- Exercise instructions -
For each line that holds "Level", copy the line out.

- Material to process -
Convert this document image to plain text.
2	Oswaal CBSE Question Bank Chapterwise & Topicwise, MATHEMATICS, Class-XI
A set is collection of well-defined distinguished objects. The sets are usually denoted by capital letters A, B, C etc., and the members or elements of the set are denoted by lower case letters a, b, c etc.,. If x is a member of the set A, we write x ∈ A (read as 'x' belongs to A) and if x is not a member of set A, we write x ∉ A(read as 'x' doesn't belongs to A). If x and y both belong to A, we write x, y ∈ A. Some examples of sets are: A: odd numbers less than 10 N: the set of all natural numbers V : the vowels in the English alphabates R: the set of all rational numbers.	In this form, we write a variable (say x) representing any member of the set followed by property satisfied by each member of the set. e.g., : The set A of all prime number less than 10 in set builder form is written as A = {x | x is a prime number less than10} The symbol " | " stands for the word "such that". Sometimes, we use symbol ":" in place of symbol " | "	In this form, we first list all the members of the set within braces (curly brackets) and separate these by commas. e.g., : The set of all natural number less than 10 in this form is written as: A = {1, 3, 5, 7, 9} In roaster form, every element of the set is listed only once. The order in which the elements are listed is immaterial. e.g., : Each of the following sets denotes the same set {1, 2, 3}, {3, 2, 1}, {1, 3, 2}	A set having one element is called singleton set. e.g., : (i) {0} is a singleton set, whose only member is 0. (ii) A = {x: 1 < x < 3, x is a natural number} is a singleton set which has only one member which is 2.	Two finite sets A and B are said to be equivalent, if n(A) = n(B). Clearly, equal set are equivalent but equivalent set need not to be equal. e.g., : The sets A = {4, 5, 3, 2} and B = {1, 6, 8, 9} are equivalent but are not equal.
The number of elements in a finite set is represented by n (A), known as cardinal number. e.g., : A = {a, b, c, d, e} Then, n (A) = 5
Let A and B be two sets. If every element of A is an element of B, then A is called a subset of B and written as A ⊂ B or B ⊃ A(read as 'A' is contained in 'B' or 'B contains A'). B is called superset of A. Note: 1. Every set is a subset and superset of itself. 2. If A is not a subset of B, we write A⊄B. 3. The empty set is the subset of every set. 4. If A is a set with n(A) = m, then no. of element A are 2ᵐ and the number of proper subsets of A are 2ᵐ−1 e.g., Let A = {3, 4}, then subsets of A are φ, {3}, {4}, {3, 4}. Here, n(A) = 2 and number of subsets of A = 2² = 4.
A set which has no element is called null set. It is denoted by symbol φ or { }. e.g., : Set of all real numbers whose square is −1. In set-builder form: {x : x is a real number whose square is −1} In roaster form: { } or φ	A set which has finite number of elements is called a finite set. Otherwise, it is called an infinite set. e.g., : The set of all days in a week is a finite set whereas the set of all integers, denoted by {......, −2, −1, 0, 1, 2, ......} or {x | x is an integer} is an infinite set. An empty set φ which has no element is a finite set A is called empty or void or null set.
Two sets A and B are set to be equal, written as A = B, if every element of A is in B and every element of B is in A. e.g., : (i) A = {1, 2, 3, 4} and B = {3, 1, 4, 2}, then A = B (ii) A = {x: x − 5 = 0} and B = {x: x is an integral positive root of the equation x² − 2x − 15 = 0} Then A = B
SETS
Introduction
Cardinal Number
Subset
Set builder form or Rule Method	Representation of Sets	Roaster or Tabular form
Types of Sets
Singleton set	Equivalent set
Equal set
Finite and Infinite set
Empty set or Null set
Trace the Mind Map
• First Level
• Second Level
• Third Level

- Response to the exercise -
• First Level
• Second Level
• Third Level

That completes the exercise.